PROMPT: Count how many lines contain the word "right". Respond with the number alone.

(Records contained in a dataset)

------------------------------------------------------------

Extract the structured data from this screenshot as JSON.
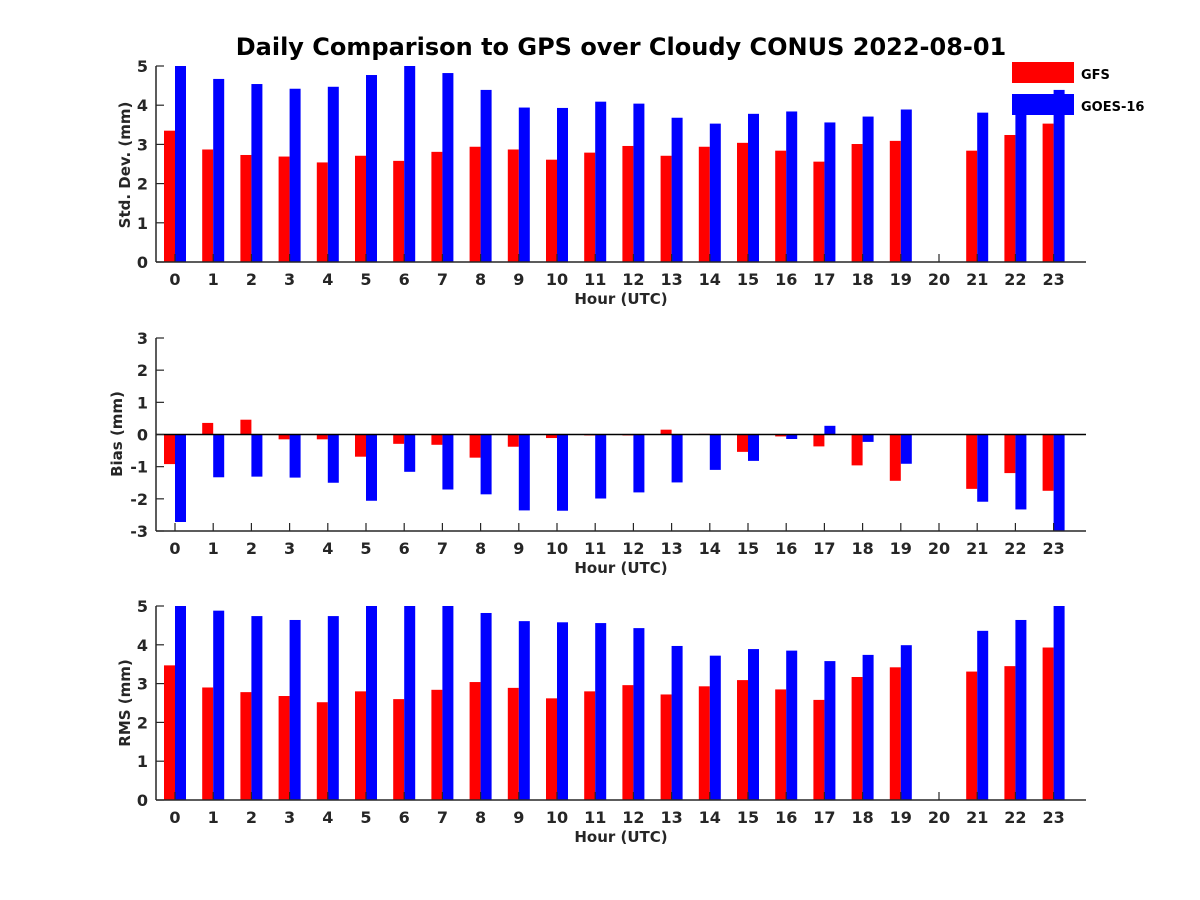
{
  "figure": {
    "title": "Daily Comparison to GPS over Cloudy CONUS 2022-08-01",
    "colors": {
      "GFS": "#ff0000",
      "GOES-16": "#0000ff",
      "axis": "#262626"
    }
  },
  "legend": {
    "placement": "top-right",
    "entries": [
      {
        "name": "GFS",
        "color": "#ff0000"
      },
      {
        "name": "GOES-16",
        "color": "#0000ff"
      }
    ]
  },
  "chart_data": [
    {
      "id": "stddev",
      "type": "bar",
      "title": "Daily Comparison to GPS over Cloudy CONUS 2022-08-01",
      "xlabel": "Hour (UTC)",
      "ylabel": "Std. Dev. (mm)",
      "ylim": [
        0,
        5
      ],
      "yticks": [
        0,
        1,
        2,
        3,
        4,
        5
      ],
      "categories": [
        "0",
        "1",
        "2",
        "3",
        "4",
        "5",
        "6",
        "7",
        "8",
        "9",
        "10",
        "11",
        "12",
        "13",
        "14",
        "15",
        "16",
        "17",
        "18",
        "19",
        "20",
        "21",
        "22",
        "23"
      ],
      "series": [
        {
          "name": "GFS",
          "values": [
            3.35,
            2.87,
            2.73,
            2.69,
            2.54,
            2.71,
            2.58,
            2.81,
            2.94,
            2.87,
            2.61,
            2.79,
            2.96,
            2.71,
            2.94,
            3.04,
            2.84,
            2.56,
            3.01,
            3.09,
            null,
            2.84,
            3.24,
            3.53
          ]
        },
        {
          "name": "GOES-16",
          "values": [
            5.0,
            4.67,
            4.54,
            4.42,
            4.47,
            4.77,
            5.0,
            4.82,
            4.39,
            3.94,
            3.93,
            4.09,
            4.04,
            3.68,
            3.53,
            3.78,
            3.84,
            3.56,
            3.71,
            3.89,
            null,
            3.81,
            4.01,
            4.39
          ]
        }
      ],
      "grid": false,
      "legend": "top-right"
    },
    {
      "id": "bias",
      "type": "bar",
      "xlabel": "Hour (UTC)",
      "ylabel": "Bias (mm)",
      "ylim": [
        -3,
        3
      ],
      "yticks": [
        -3,
        -2,
        -1,
        0,
        1,
        2,
        3
      ],
      "categories": [
        "0",
        "1",
        "2",
        "3",
        "4",
        "5",
        "6",
        "7",
        "8",
        "9",
        "10",
        "11",
        "12",
        "13",
        "14",
        "15",
        "16",
        "17",
        "18",
        "19",
        "20",
        "21",
        "22",
        "23"
      ],
      "series": [
        {
          "name": "GFS",
          "values": [
            -0.92,
            0.36,
            0.46,
            -0.15,
            -0.15,
            -0.69,
            -0.29,
            -0.32,
            -0.72,
            -0.38,
            -0.11,
            -0.03,
            -0.03,
            0.15,
            0.02,
            -0.54,
            -0.06,
            -0.37,
            -0.96,
            -1.44,
            null,
            -1.69,
            -1.2,
            -1.75
          ]
        },
        {
          "name": "GOES-16",
          "values": [
            -2.72,
            -1.33,
            -1.31,
            -1.34,
            -1.5,
            -2.06,
            -1.16,
            -1.71,
            -1.86,
            -2.36,
            -2.37,
            -1.99,
            -1.8,
            -1.49,
            -1.1,
            -0.82,
            -0.14,
            0.27,
            -0.23,
            -0.91,
            null,
            -2.09,
            -2.33,
            -3.0
          ]
        }
      ],
      "grid": false
    },
    {
      "id": "rms",
      "type": "bar",
      "xlabel": "Hour (UTC)",
      "ylabel": "RMS (mm)",
      "ylim": [
        0,
        5
      ],
      "yticks": [
        0,
        1,
        2,
        3,
        4,
        5
      ],
      "categories": [
        "0",
        "1",
        "2",
        "3",
        "4",
        "5",
        "6",
        "7",
        "8",
        "9",
        "10",
        "11",
        "12",
        "13",
        "14",
        "15",
        "16",
        "17",
        "18",
        "19",
        "20",
        "21",
        "22",
        "23"
      ],
      "series": [
        {
          "name": "GFS",
          "values": [
            3.47,
            2.9,
            2.78,
            2.68,
            2.52,
            2.8,
            2.6,
            2.84,
            3.04,
            2.89,
            2.62,
            2.8,
            2.96,
            2.72,
            2.93,
            3.09,
            2.85,
            2.58,
            3.17,
            3.42,
            null,
            3.31,
            3.45,
            3.93
          ]
        },
        {
          "name": "GOES-16",
          "values": [
            5.0,
            4.88,
            4.74,
            4.64,
            4.74,
            5.0,
            5.0,
            5.0,
            4.82,
            4.61,
            4.58,
            4.56,
            4.43,
            3.97,
            3.72,
            3.89,
            3.85,
            3.58,
            3.74,
            3.99,
            null,
            4.36,
            4.64,
            5.0
          ]
        }
      ],
      "grid": false
    }
  ]
}
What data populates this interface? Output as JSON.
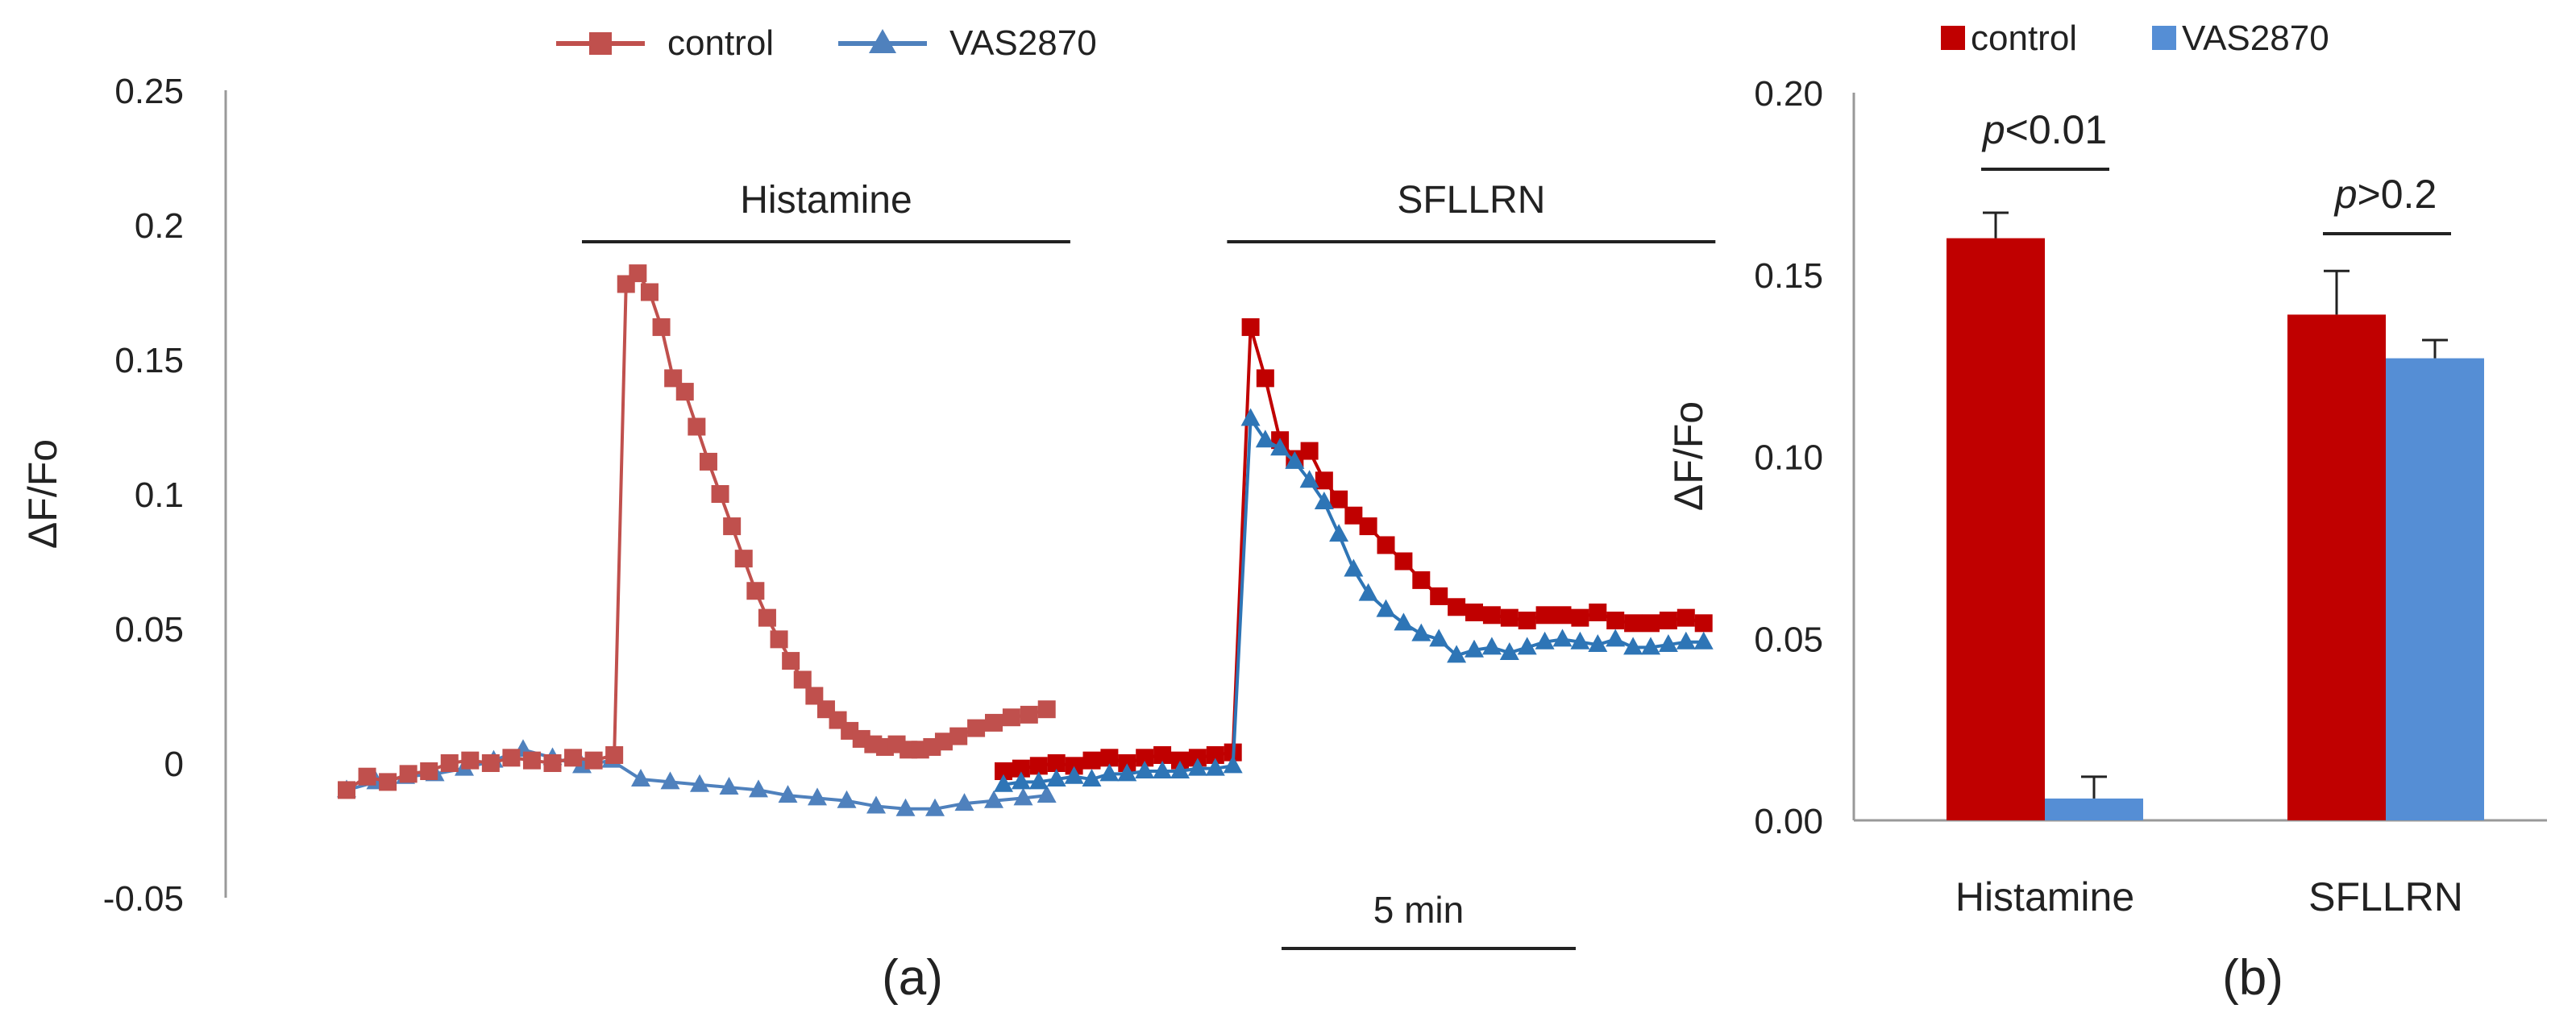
{
  "colors": {
    "control_line": "#c0504d",
    "vas_line": "#4f81bd",
    "sfllrn_control": "#c00000",
    "sfllrn_vas": "#2e75b6",
    "bar_control": "#c00000",
    "bar_vas": "#558ed5"
  },
  "chart_data": [
    {
      "type": "line",
      "ylabel": "ΔF/Fo",
      "ylim": [
        -0.05,
        0.25
      ],
      "yticks": [
        "-0.05",
        "0",
        "0.05",
        "0.1",
        "0.15",
        "0.2",
        "0.25"
      ],
      "yticks_values": [
        -0.05,
        0,
        0.05,
        0.1,
        0.15,
        0.2,
        0.25
      ],
      "legend": [
        "control",
        "VAS2870"
      ],
      "panel_label": "(a)",
      "scale_bar_label": "5 min",
      "scale_bar_minutes": 5,
      "x_unit": "min",
      "segments": [
        {
          "label": "Histamine",
          "stimulus_bar": [
            4.0,
            12.3
          ],
          "series": [
            {
              "name": "control",
              "marker": "square",
              "x": [
                0,
                0.35,
                0.7,
                1.05,
                1.4,
                1.75,
                2.1,
                2.45,
                2.8,
                3.15,
                3.5,
                3.85,
                4.2,
                4.55,
                4.75,
                4.95,
                5.15,
                5.35,
                5.55,
                5.75,
                5.95,
                6.15,
                6.35,
                6.55,
                6.75,
                6.95,
                7.15,
                7.35,
                7.55,
                7.75,
                7.95,
                8.15,
                8.35,
                8.55,
                8.75,
                8.95,
                9.15,
                9.35,
                9.55,
                9.75,
                9.95,
                10.15,
                10.4,
                10.7,
                11.0,
                11.3,
                11.6,
                11.9
              ],
              "values": [
                -0.01,
                -0.005,
                -0.007,
                -0.004,
                -0.003,
                0.0,
                0.001,
                0.0,
                0.002,
                0.001,
                0.0,
                0.002,
                0.001,
                0.003,
                0.178,
                0.182,
                0.175,
                0.162,
                0.143,
                0.138,
                0.125,
                0.112,
                0.1,
                0.088,
                0.076,
                0.064,
                0.054,
                0.046,
                0.038,
                0.031,
                0.025,
                0.02,
                0.016,
                0.012,
                0.009,
                0.007,
                0.006,
                0.007,
                0.005,
                0.005,
                0.006,
                0.008,
                0.01,
                0.013,
                0.015,
                0.017,
                0.018,
                0.02
              ]
            },
            {
              "name": "VAS2870",
              "marker": "triangle",
              "x": [
                0,
                0.5,
                1.0,
                1.5,
                2.0,
                2.5,
                3.0,
                3.5,
                4.0,
                4.5,
                5.0,
                5.5,
                6.0,
                6.5,
                7.0,
                7.5,
                8.0,
                8.5,
                9.0,
                9.5,
                10.0,
                10.5,
                11.0,
                11.5,
                11.9
              ],
              "values": [
                -0.01,
                -0.007,
                -0.005,
                -0.004,
                -0.002,
                0.001,
                0.005,
                0.002,
                -0.001,
                0.001,
                -0.006,
                -0.007,
                -0.008,
                -0.009,
                -0.01,
                -0.012,
                -0.013,
                -0.014,
                -0.016,
                -0.017,
                -0.017,
                -0.015,
                -0.014,
                -0.013,
                -0.012
              ]
            }
          ]
        },
        {
          "label": "SFLLRN",
          "stimulus_bar": [
            3.8,
            12.1
          ],
          "series": [
            {
              "name": "control",
              "marker": "square",
              "x": [
                0,
                0.3,
                0.6,
                0.9,
                1.2,
                1.5,
                1.8,
                2.1,
                2.4,
                2.7,
                3.0,
                3.3,
                3.6,
                3.9,
                4.2,
                4.45,
                4.7,
                4.95,
                5.2,
                5.45,
                5.7,
                5.95,
                6.2,
                6.5,
                6.8,
                7.1,
                7.4,
                7.7,
                8.0,
                8.3,
                8.6,
                8.9,
                9.2,
                9.5,
                9.8,
                10.1,
                10.4,
                10.7,
                11.0,
                11.3,
                11.6,
                11.9
              ],
              "values": [
                -0.003,
                -0.002,
                -0.001,
                0.0,
                -0.001,
                0.001,
                0.002,
                0.0,
                0.002,
                0.003,
                0.001,
                0.002,
                0.003,
                0.004,
                0.162,
                0.143,
                0.12,
                0.113,
                0.116,
                0.105,
                0.098,
                0.092,
                0.088,
                0.081,
                0.075,
                0.068,
                0.062,
                0.058,
                0.056,
                0.055,
                0.054,
                0.053,
                0.055,
                0.055,
                0.054,
                0.056,
                0.053,
                0.052,
                0.052,
                0.053,
                0.054,
                0.052
              ]
            },
            {
              "name": "VAS2870",
              "marker": "triangle",
              "x": [
                0,
                0.3,
                0.6,
                0.9,
                1.2,
                1.5,
                1.8,
                2.1,
                2.4,
                2.7,
                3.0,
                3.3,
                3.6,
                3.9,
                4.2,
                4.45,
                4.7,
                4.95,
                5.2,
                5.45,
                5.7,
                5.95,
                6.2,
                6.5,
                6.8,
                7.1,
                7.4,
                7.7,
                8.0,
                8.3,
                8.6,
                8.9,
                9.2,
                9.5,
                9.8,
                10.1,
                10.4,
                10.7,
                11.0,
                11.3,
                11.6,
                11.9
              ],
              "values": [
                -0.008,
                -0.007,
                -0.007,
                -0.006,
                -0.005,
                -0.006,
                -0.004,
                -0.004,
                -0.003,
                -0.003,
                -0.003,
                -0.002,
                -0.002,
                -0.001,
                0.128,
                0.12,
                0.117,
                0.112,
                0.105,
                0.097,
                0.085,
                0.072,
                0.063,
                0.057,
                0.052,
                0.048,
                0.046,
                0.04,
                0.042,
                0.043,
                0.041,
                0.043,
                0.045,
                0.046,
                0.045,
                0.044,
                0.046,
                0.043,
                0.043,
                0.044,
                0.045,
                0.045
              ]
            }
          ]
        }
      ]
    },
    {
      "type": "bar",
      "ylabel": "ΔF/Fo",
      "ylim": [
        0,
        0.2
      ],
      "yticks": [
        "0.00",
        "0.05",
        "0.10",
        "0.15",
        "0.20"
      ],
      "yticks_values": [
        0,
        0.05,
        0.1,
        0.15,
        0.2
      ],
      "categories": [
        "Histamine",
        "SFLLRN"
      ],
      "series": [
        {
          "name": "control",
          "values": [
            0.16,
            0.139
          ],
          "errors": [
            0.007,
            0.012
          ]
        },
        {
          "name": "VAS2870",
          "values": [
            0.006,
            0.127
          ],
          "errors": [
            0.006,
            0.005
          ]
        }
      ],
      "legend": [
        "control",
        "VAS2870"
      ],
      "panel_label": "(b)",
      "annotations": [
        {
          "category": "Histamine",
          "prefix": "p",
          "text": "<0.01"
        },
        {
          "category": "SFLLRN",
          "prefix": "p",
          "text": ">0.2"
        }
      ]
    }
  ]
}
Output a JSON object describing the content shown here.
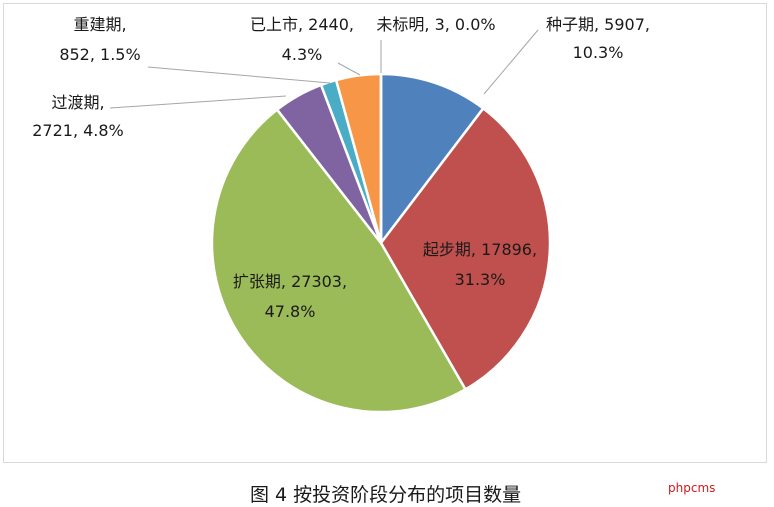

------------------------------------------------------------

FULL SOLUTION: 2